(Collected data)
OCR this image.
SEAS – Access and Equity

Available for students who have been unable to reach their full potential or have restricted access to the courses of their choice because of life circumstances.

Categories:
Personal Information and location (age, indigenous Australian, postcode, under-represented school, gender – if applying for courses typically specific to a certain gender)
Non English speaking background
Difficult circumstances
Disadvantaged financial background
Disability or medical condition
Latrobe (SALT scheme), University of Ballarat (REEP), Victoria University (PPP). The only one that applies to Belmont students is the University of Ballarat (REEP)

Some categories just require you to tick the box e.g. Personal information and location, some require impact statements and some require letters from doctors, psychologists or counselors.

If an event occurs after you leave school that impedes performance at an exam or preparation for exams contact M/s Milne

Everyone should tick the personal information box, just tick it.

◆ **GOAL**: State the count of lines that contain the string "school". Nothing else is needed.

◆ **EXERCISE SOLUTION**: 2